◆ THE TASK ◆
Repeat the material exactly, leaving nothing out.

Start of STORED ROWS

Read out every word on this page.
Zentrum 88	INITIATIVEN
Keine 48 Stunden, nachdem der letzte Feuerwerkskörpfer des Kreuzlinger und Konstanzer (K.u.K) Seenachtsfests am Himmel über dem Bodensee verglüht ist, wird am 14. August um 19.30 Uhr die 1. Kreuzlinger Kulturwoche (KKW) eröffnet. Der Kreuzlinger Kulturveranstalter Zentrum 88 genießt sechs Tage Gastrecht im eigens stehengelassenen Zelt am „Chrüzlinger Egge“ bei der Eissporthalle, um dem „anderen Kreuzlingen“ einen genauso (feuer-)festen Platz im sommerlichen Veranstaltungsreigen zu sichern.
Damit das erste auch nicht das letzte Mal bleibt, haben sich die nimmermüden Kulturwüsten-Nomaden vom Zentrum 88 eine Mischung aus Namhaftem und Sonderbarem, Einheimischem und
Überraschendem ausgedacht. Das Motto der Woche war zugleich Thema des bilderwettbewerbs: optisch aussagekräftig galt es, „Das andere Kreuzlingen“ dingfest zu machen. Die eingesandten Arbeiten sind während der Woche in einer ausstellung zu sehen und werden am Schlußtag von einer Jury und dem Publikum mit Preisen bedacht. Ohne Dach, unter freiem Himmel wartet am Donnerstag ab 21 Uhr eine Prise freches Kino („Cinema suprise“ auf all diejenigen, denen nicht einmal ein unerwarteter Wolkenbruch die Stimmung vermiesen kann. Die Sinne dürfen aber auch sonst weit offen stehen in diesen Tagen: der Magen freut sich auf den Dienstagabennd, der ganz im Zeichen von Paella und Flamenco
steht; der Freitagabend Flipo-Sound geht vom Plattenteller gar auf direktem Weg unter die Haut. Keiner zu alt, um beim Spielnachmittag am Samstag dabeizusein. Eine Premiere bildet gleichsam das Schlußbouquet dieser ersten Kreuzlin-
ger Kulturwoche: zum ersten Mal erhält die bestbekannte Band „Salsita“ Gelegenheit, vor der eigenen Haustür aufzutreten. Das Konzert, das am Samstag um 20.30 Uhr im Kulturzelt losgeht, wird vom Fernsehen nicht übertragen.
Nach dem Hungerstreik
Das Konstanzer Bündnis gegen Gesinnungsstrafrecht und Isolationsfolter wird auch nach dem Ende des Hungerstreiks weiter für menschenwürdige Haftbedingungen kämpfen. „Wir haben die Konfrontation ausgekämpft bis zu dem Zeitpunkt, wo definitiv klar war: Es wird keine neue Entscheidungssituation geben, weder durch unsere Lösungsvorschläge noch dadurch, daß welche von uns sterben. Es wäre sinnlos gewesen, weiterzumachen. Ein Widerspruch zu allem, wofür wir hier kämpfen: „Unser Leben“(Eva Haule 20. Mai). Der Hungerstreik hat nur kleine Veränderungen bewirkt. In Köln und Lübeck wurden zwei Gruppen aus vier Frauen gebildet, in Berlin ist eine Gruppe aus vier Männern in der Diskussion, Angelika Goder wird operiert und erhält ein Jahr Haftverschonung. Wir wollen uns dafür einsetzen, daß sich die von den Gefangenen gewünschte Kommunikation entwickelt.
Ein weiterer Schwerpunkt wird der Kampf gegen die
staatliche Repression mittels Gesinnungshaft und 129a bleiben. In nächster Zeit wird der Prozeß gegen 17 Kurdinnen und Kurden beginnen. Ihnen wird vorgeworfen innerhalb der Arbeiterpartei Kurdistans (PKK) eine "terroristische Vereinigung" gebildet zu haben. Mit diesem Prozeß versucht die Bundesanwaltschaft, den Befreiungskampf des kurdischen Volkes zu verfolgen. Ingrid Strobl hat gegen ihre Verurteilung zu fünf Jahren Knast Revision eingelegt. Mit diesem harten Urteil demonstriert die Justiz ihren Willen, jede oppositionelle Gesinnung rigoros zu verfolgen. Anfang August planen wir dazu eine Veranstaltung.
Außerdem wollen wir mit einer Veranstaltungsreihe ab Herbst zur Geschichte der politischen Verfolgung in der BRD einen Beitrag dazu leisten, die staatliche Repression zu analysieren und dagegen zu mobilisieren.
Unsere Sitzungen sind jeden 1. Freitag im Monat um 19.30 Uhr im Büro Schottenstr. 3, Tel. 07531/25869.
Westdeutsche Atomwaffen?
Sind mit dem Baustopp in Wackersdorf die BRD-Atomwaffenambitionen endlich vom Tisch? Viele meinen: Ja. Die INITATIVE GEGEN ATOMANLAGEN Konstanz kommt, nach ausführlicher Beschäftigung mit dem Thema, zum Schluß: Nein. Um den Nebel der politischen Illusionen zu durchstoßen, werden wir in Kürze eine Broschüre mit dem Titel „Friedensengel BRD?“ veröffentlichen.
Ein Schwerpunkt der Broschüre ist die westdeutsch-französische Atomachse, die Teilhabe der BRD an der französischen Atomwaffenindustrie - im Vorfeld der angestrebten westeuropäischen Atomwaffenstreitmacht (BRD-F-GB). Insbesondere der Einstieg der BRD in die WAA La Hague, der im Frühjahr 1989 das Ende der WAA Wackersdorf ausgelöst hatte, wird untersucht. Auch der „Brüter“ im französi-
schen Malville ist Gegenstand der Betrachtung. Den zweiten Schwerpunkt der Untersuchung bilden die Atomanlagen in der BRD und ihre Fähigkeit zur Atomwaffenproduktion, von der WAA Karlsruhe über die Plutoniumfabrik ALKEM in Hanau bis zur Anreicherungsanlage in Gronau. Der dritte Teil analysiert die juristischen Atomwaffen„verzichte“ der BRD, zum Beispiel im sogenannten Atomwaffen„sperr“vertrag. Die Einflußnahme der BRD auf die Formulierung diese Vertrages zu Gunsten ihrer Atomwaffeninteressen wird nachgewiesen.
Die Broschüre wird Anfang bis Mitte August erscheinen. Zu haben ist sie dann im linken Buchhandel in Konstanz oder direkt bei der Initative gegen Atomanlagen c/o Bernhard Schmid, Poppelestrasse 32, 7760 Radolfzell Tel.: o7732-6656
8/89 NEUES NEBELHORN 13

End of STORED ROWS

◆ THE RESPONSE ◆
Read out every word on this page.
Zentrum 88	INITIATIVEN
Keine 48 Stunden, nachdem der letzte Feuerwerkskörpfer des Kreuzlinger und Konstanzer (K.u.K) Seenachtsfests am Himmel über dem Bodensee verglüht ist, wird am 14. August um 19.30 Uhr die 1. Kreuzlinger Kulturwoche (KKW) eröffnet. Der Kreuzlinger Kulturveranstalter Zentrum 88 genießt sechs Tage Gastrecht im eigens stehengelassenen Zelt am „Chrüzlinger Egge“ bei der Eissporthalle, um dem „anderen Kreuzlingen“ einen genauso (feuer-)festen Platz im sommerlichen Veranstaltungsreigen zu sichern.
Damit das erste auch nicht das letzte Mal bleibt, haben sich die nimmermüden Kulturwüsten-Nomaden vom Zentrum 88 eine Mischung aus Namhaftem und Sonderbarem, Einheimischem und
Überraschendem ausgedacht. Das Motto der Woche war zugleich Thema des bilderwettbewerbs: optisch aussagekräftig galt es, „Das andere Kreuzlingen“ dingfest zu machen. Die eingesandten Arbeiten sind während der Woche in einer ausstellung zu sehen und werden am Schlußtag von einer Jury und dem Publikum mit Preisen bedacht. Ohne Dach, unter freiem Himmel wartet am Donnerstag ab 21 Uhr eine Prise freches Kino („Cinema suprise“ auf all diejenigen, denen nicht einmal ein unerwarteter Wolkenbruch die Stimmung vermiesen kann. Die Sinne dürfen aber auch sonst weit offen stehen in diesen Tagen: der Magen freut sich auf den Dienstagabennd, der ganz im Zeichen von Paella und Flamenco
steht; der Freitagabend Flipo-Sound geht vom Plattenteller gar auf direktem Weg unter die Haut. Keiner zu alt, um beim Spielnachmittag am Samstag dabeizusein. Eine Premiere bildet gleichsam das Schlußbouquet dieser ersten Kreuzlin-
ger Kulturwoche: zum ersten Mal erhält die bestbekannte Band „Salsita“ Gelegenheit, vor der eigenen Haustür aufzutreten. Das Konzert, das am Samstag um 20.30 Uhr im Kulturzelt losgeht, wird vom Fernsehen nicht übertragen.
Nach dem Hungerstreik
Das Konstanzer Bündnis gegen Gesinnungsstrafrecht und Isolationsfolter wird auch nach dem Ende des Hungerstreiks weiter für menschenwürdige Haftbedingungen kämpfen. „Wir haben die Konfrontation ausgekämpft bis zu dem Zeitpunkt, wo definitiv klar war: Es wird keine neue Entscheidungssituation geben, weder durch unsere Lösungsvorschläge noch dadurch, daß welche von uns sterben. Es wäre sinnlos gewesen, weiterzumachen. Ein Widerspruch zu allem, wofür wir hier kämpfen: „Unser Leben“(Eva Haule 20. Mai). Der Hungerstreik hat nur kleine Veränderungen bewirkt. In Köln und Lübeck wurden zwei Gruppen aus vier Frauen gebildet, in Berlin ist eine Gruppe aus vier Männern in der Diskussion, Angelika Goder wird operiert und erhält ein Jahr Haftverschonung. Wir wollen uns dafür einsetzen, daß sich die von den Gefangenen gewünschte Kommunikation entwickelt.
Ein weiterer Schwerpunkt wird der Kampf gegen die
staatliche Repression mittels Gesinnungshaft und 129a bleiben. In nächster Zeit wird der Prozeß gegen 17 Kurdinnen und Kurden beginnen. Ihnen wird vorgeworfen innerhalb der Arbeiterpartei Kurdistans (PKK) eine "terroristische Vereinigung" gebildet zu haben. Mit diesem Prozeß versucht die Bundesanwaltschaft, den Befreiungskampf des kurdischen Volkes zu verfolgen. Ingrid Strobl hat gegen ihre Verurteilung zu fünf Jahren Knast Revision eingelegt. Mit diesem harten Urteil demonstriert die Justiz ihren Willen, jede oppositionelle Gesinnung rigoros zu verfolgen. Anfang August planen wir dazu eine Veranstaltung.
Außerdem wollen wir mit einer Veranstaltungsreihe ab Herbst zur Geschichte der politischen Verfolgung in der BRD einen Beitrag dazu leisten, die staatliche Repression zu analysieren und dagegen zu mobilisieren.
Unsere Sitzungen sind jeden 1. Freitag im Monat um 19.30 Uhr im Büro Schottenstr. 3, Tel. 07531/25869.
Westdeutsche Atomwaffen?
Sind mit dem Baustopp in Wackersdorf die BRD-Atomwaffenambitionen endlich vom Tisch? Viele meinen: Ja. Die INITATIVE GEGEN ATOMANLAGEN Konstanz kommt, nach ausführlicher Beschäftigung mit dem Thema, zum Schluß: Nein. Um den Nebel der politischen Illusionen zu durchstoßen, werden wir in Kürze eine Broschüre mit dem Titel „Friedensengel BRD?“ veröffentlichen.
Ein Schwerpunkt der Broschüre ist die westdeutsch-französische Atomachse, die Teilhabe der BRD an der französischen Atomwaffenindustrie - im Vorfeld der angestrebten westeuropäischen Atomwaffenstreitmacht (BRD-F-GB). Insbesondere der Einstieg der BRD in die WAA La Hague, der im Frühjahr 1989 das Ende der WAA Wackersdorf ausgelöst hatte, wird untersucht. Auch der „Brüter“ im französi-
schen Malville ist Gegenstand der Betrachtung. Den zweiten Schwerpunkt der Untersuchung bilden die Atomanlagen in der BRD und ihre Fähigkeit zur Atomwaffenproduktion, von der WAA Karlsruhe über die Plutoniumfabrik ALKEM in Hanau bis zur Anreicherungsanlage in Gronau. Der dritte Teil analysiert die juristischen Atomwaffen„verzichte“ der BRD, zum Beispiel im sogenannten Atomwaffen„sperr“vertrag. Die Einflußnahme der BRD auf die Formulierung diese Vertrages zu Gunsten ihrer Atomwaffeninteressen wird nachgewiesen.
Die Broschüre wird Anfang bis Mitte August erscheinen. Zu haben ist sie dann im linken Buchhandel in Konstanz oder direkt bei der Initative gegen Atomanlagen c/o Bernhard Schmid, Poppelestrasse 32, 7760 Radolfzell Tel.: o7732-6656
8/89 NEUES NEBELHORN 13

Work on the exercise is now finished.